* Goal
Every line that holds "travail" should be shown.

..........

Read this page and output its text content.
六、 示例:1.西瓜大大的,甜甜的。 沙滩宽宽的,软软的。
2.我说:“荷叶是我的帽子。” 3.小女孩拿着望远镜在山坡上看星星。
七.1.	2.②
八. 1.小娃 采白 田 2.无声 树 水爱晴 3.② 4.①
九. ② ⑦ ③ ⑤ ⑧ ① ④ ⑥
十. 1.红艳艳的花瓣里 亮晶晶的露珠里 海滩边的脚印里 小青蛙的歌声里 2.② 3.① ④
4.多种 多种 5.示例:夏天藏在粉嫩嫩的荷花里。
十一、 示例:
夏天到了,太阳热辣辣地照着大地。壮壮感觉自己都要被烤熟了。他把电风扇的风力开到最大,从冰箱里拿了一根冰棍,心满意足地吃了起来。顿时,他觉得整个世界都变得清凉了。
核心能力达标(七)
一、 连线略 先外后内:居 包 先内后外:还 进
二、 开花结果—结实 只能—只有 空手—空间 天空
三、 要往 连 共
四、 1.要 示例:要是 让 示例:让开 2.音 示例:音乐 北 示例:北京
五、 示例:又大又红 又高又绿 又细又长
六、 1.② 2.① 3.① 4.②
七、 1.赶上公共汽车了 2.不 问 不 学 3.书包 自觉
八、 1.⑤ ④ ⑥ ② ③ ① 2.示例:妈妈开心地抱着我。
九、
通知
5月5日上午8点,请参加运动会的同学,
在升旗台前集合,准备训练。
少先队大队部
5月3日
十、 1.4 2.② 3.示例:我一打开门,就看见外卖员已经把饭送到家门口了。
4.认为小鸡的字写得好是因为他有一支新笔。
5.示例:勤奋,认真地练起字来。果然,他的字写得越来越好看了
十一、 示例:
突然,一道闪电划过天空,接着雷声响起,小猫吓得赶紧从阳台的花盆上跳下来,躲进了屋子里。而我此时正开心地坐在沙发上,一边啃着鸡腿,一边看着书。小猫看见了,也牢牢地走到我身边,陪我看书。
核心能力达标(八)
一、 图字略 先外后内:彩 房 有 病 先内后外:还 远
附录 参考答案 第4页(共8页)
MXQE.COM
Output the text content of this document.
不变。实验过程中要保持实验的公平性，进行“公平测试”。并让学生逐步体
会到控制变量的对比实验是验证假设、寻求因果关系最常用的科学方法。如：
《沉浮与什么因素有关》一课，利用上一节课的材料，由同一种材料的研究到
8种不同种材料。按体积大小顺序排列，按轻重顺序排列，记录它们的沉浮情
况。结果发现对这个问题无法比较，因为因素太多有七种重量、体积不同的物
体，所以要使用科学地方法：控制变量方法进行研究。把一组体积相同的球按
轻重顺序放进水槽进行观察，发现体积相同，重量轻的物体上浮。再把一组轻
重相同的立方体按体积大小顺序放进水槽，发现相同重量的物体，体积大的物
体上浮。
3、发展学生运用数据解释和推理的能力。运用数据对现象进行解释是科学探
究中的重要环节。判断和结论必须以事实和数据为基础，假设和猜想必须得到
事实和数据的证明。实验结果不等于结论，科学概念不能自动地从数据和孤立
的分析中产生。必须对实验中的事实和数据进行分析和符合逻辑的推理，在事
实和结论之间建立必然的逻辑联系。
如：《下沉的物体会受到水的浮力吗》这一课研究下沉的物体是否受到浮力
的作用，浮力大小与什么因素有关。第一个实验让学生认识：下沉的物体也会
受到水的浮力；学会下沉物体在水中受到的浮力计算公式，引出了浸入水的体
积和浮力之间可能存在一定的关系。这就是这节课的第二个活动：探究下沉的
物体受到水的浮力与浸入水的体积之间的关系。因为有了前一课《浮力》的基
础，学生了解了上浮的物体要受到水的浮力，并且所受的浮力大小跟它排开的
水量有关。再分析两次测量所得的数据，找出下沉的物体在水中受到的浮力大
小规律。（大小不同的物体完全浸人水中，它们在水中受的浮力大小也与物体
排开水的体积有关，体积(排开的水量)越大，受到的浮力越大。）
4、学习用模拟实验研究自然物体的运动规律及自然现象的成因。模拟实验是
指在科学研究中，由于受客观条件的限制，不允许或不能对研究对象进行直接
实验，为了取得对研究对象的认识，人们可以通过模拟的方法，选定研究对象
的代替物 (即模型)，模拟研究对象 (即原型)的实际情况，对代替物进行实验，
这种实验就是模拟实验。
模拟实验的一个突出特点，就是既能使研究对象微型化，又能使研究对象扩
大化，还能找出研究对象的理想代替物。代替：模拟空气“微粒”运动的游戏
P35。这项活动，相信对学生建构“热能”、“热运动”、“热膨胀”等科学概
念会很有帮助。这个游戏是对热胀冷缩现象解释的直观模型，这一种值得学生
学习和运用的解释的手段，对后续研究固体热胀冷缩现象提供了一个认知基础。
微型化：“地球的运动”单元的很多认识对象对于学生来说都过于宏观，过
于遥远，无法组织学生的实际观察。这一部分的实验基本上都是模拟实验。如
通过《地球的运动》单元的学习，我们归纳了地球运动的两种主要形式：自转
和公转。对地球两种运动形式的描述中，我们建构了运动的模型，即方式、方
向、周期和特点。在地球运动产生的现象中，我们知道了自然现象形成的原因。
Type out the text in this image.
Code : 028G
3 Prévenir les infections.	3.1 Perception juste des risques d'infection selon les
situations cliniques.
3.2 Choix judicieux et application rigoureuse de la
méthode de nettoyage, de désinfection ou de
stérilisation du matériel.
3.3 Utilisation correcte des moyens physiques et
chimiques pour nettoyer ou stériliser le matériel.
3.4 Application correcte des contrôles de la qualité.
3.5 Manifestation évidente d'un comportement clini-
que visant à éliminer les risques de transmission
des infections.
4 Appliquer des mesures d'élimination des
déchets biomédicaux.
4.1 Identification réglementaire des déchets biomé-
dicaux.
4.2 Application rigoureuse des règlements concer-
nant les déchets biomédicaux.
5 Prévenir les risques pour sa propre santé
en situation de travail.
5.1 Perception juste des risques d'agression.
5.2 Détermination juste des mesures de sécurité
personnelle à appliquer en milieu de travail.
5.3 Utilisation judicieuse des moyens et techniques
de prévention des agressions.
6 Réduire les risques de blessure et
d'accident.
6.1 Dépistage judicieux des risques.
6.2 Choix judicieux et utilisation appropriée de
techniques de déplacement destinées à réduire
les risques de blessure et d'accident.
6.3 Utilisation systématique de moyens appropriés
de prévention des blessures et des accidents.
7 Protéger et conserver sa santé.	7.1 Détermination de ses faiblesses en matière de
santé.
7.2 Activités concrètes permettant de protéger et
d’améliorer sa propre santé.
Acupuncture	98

..........

* Exercise answer
en situation de travail.
personnelle à appliquer en milieu de travail.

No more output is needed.